Short task: Select the lines of the records containing the word "this" and list them.

Recorded information:
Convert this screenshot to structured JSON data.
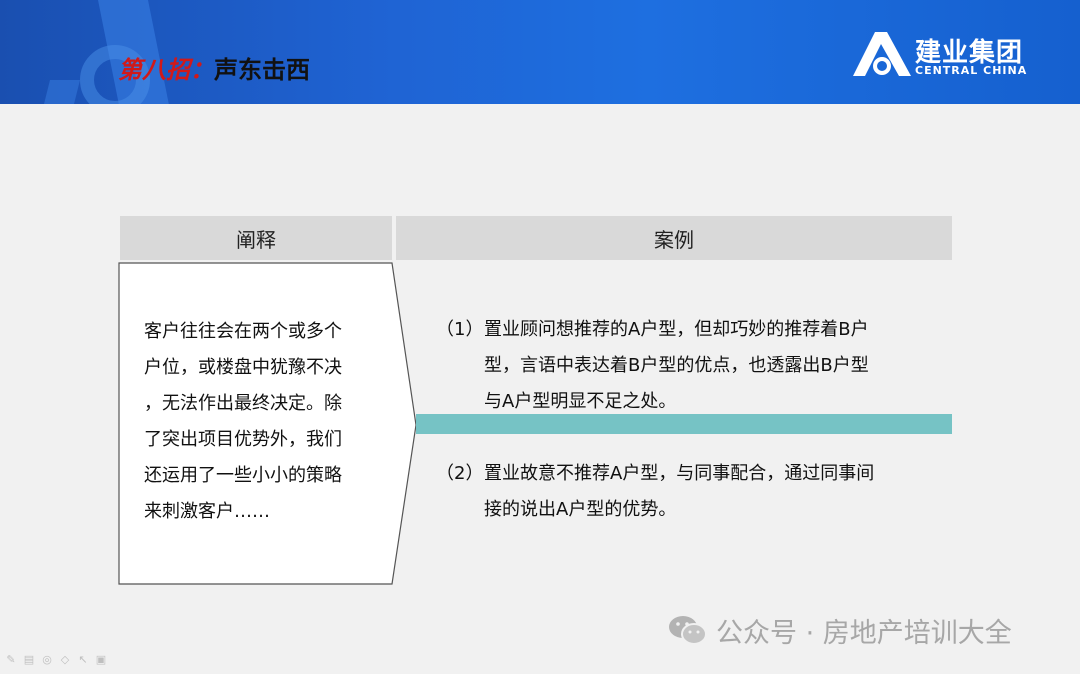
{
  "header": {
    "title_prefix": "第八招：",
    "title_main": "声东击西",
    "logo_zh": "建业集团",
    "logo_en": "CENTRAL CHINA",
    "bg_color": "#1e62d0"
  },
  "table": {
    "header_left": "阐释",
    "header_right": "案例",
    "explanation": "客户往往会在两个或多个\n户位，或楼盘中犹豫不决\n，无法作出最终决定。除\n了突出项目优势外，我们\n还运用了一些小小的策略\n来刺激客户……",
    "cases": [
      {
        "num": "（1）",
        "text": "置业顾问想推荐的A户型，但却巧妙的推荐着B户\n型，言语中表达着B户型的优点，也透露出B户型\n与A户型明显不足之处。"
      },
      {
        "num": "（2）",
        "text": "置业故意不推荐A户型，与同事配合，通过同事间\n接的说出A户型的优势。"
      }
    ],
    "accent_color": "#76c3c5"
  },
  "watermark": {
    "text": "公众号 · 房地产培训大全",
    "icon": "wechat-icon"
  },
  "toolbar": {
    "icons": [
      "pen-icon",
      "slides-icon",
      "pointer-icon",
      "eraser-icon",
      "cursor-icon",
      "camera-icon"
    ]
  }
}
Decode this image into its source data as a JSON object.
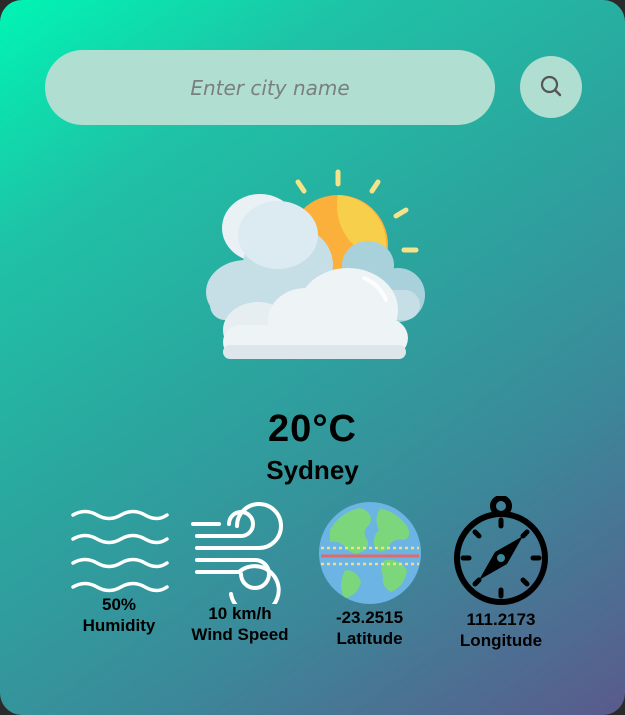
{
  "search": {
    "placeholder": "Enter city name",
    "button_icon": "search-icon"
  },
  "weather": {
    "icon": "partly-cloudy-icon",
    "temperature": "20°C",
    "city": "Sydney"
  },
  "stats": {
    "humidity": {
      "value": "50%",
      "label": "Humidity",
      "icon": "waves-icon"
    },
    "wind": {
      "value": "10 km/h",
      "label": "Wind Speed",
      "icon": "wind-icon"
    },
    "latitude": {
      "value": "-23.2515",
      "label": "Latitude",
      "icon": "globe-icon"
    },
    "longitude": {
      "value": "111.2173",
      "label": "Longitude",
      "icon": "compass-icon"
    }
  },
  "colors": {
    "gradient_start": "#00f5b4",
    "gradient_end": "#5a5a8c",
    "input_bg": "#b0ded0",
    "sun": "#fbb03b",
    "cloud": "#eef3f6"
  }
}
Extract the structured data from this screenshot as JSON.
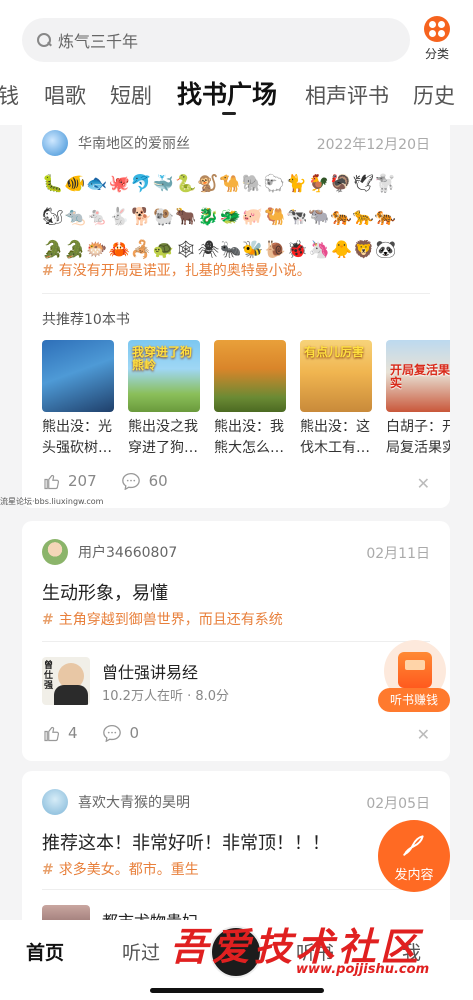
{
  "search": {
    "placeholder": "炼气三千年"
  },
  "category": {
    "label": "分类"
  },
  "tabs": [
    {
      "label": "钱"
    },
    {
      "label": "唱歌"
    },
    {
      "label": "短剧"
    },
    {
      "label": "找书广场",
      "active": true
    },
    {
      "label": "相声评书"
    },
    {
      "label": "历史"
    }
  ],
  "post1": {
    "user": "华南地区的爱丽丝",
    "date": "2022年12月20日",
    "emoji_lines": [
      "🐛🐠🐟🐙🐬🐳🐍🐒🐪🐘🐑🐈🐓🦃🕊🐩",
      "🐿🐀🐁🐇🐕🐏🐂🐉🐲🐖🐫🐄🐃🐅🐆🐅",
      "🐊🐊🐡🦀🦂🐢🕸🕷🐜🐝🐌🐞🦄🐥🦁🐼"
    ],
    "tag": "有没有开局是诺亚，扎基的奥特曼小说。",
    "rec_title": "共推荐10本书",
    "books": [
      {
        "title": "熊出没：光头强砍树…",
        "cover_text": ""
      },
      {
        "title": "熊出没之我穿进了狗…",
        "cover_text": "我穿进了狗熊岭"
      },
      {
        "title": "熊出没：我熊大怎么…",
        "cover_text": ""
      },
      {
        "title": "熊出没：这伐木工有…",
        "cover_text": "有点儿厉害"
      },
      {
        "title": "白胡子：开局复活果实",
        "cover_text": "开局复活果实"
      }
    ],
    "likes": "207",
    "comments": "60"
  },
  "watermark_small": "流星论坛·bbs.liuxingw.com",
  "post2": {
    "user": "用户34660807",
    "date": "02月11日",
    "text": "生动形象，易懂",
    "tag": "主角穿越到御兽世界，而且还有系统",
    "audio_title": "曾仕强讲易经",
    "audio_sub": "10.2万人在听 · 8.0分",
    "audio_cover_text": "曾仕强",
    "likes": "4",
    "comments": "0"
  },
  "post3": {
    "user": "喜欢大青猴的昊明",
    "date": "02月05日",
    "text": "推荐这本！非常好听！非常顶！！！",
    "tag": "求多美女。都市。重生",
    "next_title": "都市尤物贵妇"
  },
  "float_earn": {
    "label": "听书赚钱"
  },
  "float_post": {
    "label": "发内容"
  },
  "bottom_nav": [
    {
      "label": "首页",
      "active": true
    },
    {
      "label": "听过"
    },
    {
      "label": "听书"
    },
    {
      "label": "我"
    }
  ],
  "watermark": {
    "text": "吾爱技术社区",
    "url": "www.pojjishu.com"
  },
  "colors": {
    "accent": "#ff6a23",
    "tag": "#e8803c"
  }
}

Written answer:
Convert this screenshot to structured JSON data.
Decode this image into its source data as a JSON object.
Extract the structured data from this screenshot as JSON.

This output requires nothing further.